» **THE EXERCISE**: Pictures don't belong in the copy; print all the records exactly.

>> Begin MATERIAL FOR THE TASK

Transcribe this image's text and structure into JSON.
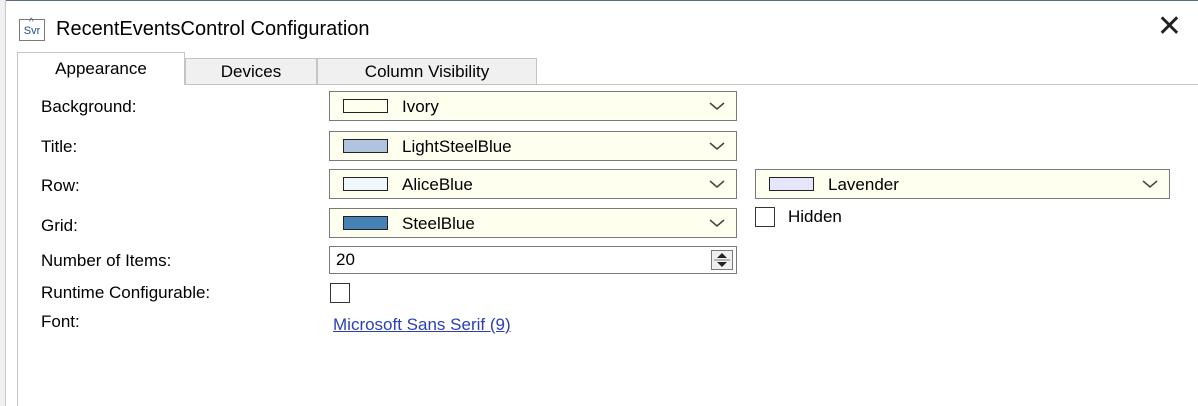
{
  "window": {
    "icon_text": "Svr",
    "title": "RecentEventsControl Configuration",
    "close_glyph": "✕"
  },
  "tabs": [
    {
      "label": "Appearance",
      "active": true
    },
    {
      "label": "Devices",
      "active": false
    },
    {
      "label": "Column Visibility",
      "active": false
    }
  ],
  "form": {
    "background": {
      "label": "Background:",
      "value": "Ivory",
      "swatch": "#fffff0"
    },
    "title": {
      "label": "Title:",
      "value": "LightSteelBlue",
      "swatch": "#b0c4de"
    },
    "row": {
      "label": "Row:",
      "value": "AliceBlue",
      "swatch": "#f0f8ff",
      "alt_value": "Lavender",
      "alt_swatch": "#e6e6fa"
    },
    "grid": {
      "label": "Grid:",
      "value": "SteelBlue",
      "swatch": "#4682b4",
      "hidden_label": "Hidden",
      "hidden_checked": false
    },
    "items": {
      "label": "Number of Items:",
      "value": "20"
    },
    "runtime": {
      "label": "Runtime Configurable:",
      "checked": false
    },
    "font": {
      "label": "Font:",
      "value": "Microsoft Sans Serif (9)"
    }
  },
  "colors": {
    "combo_bg": "#fffff0",
    "link": "#2b3fb5"
  }
}
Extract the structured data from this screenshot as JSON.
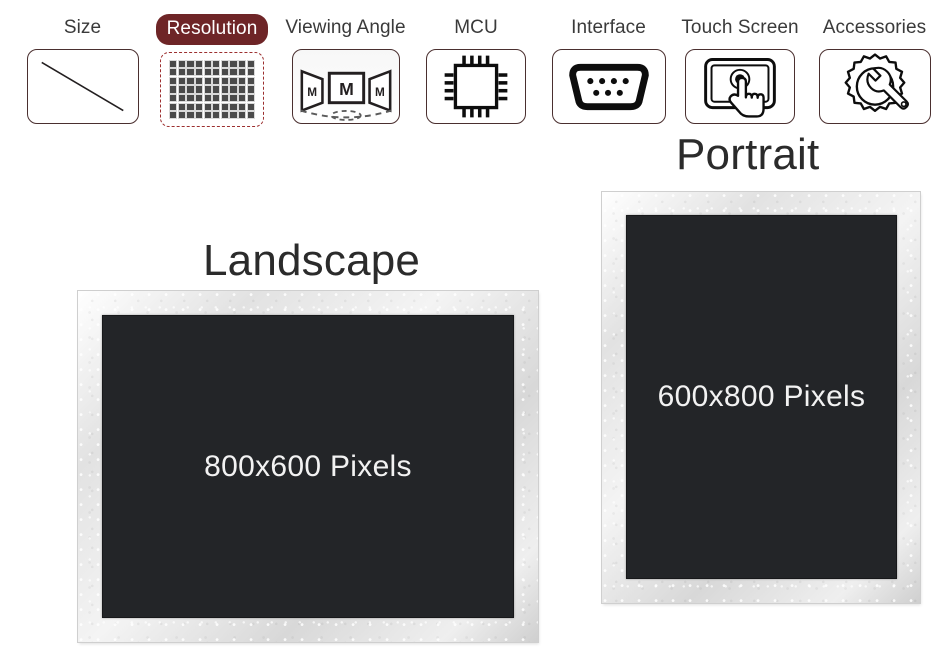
{
  "categories": [
    {
      "label": "Size",
      "icon": "diagonal-size-icon",
      "active": false
    },
    {
      "label": "Resolution",
      "icon": "pixel-grid-icon",
      "active": true
    },
    {
      "label": "Viewing Angle",
      "icon": "viewing-angle-icon",
      "active": false
    },
    {
      "label": "MCU",
      "icon": "microchip-icon",
      "active": false
    },
    {
      "label": "Interface",
      "icon": "db9-connector-icon",
      "active": false
    },
    {
      "label": "Touch Screen",
      "icon": "touch-hand-icon",
      "active": false
    },
    {
      "label": "Accessories",
      "icon": "gear-wrench-icon",
      "active": false
    }
  ],
  "panels": {
    "landscape": {
      "title": "Landscape",
      "resolution": "800x600 Pixels"
    },
    "portrait": {
      "title": "Portrait",
      "resolution": "600x800 Pixels"
    }
  },
  "colors": {
    "accent": "#6e2527",
    "accent_dashed_border": "#9c2f2f",
    "screen": "#232528",
    "label_text": "#3a3a3a",
    "title_text": "#2b2b2b",
    "bezel_light": "#f4f4f4",
    "bezel_dark": "#cfcfcf"
  },
  "resolution_icon_grid": {
    "columns": 10,
    "rows": 7
  }
}
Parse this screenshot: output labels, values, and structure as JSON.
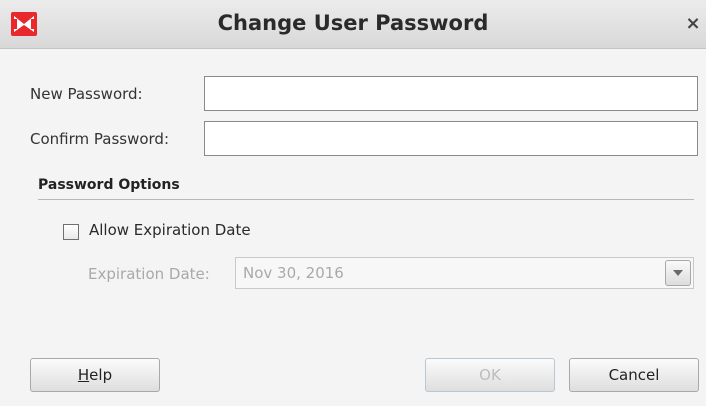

>> End MATERIAL FOR THE TASK

» **REPLY**:
Transcribe this image's text and structure into JSON.
{
  "window": {
    "icon_text": "Svr",
    "title": "RecentEventsControl Configuration",
    "close_glyph": "✕"
  },
  "tabs": [
    {
      "label": "Appearance",
      "active": true
    },
    {
      "label": "Devices",
      "active": false
    },
    {
      "label": "Column Visibility",
      "active": false
    }
  ],
  "form": {
    "background": {
      "label": "Background:",
      "value": "Ivory",
      "swatch": "#fffff0"
    },
    "title": {
      "label": "Title:",
      "value": "LightSteelBlue",
      "swatch": "#b0c4de"
    },
    "row": {
      "label": "Row:",
      "value": "AliceBlue",
      "swatch": "#f0f8ff",
      "alt_value": "Lavender",
      "alt_swatch": "#e6e6fa"
    },
    "grid": {
      "label": "Grid:",
      "value": "SteelBlue",
      "swatch": "#4682b4",
      "hidden_label": "Hidden",
      "hidden_checked": false
    },
    "items": {
      "label": "Number of Items:",
      "value": "20"
    },
    "runtime": {
      "label": "Runtime Configurable:",
      "checked": false
    },
    "font": {
      "label": "Font:",
      "value": "Microsoft Sans Serif (9)"
    }
  },
  "colors": {
    "combo_bg": "#fffff0",
    "link": "#2b3fb5"
  }
}
Extract the structured data from this screenshot as JSON.
{
  "categories": [
    {
      "label": "Size",
      "icon": "diagonal-size-icon",
      "active": false
    },
    {
      "label": "Resolution",
      "icon": "pixel-grid-icon",
      "active": true
    },
    {
      "label": "Viewing Angle",
      "icon": "viewing-angle-icon",
      "active": false
    },
    {
      "label": "MCU",
      "icon": "microchip-icon",
      "active": false
    },
    {
      "label": "Interface",
      "icon": "db9-connector-icon",
      "active": false
    },
    {
      "label": "Touch Screen",
      "icon": "touch-hand-icon",
      "active": false
    },
    {
      "label": "Accessories",
      "icon": "gear-wrench-icon",
      "active": false
    }
  ],
  "panels": {
    "landscape": {
      "title": "Landscape",
      "resolution": "800x600 Pixels"
    },
    "portrait": {
      "title": "Portrait",
      "resolution": "600x800 Pixels"
    }
  },
  "colors": {
    "accent": "#6e2527",
    "accent_dashed_border": "#9c2f2f",
    "screen": "#232528",
    "label_text": "#3a3a3a",
    "title_text": "#2b2b2b",
    "bezel_light": "#f4f4f4",
    "bezel_dark": "#cfcfcf"
  },
  "resolution_icon_grid": {
    "columns": 10,
    "rows": 7
  }
}
Parse this screenshot: output labels, values, and structure as JSON.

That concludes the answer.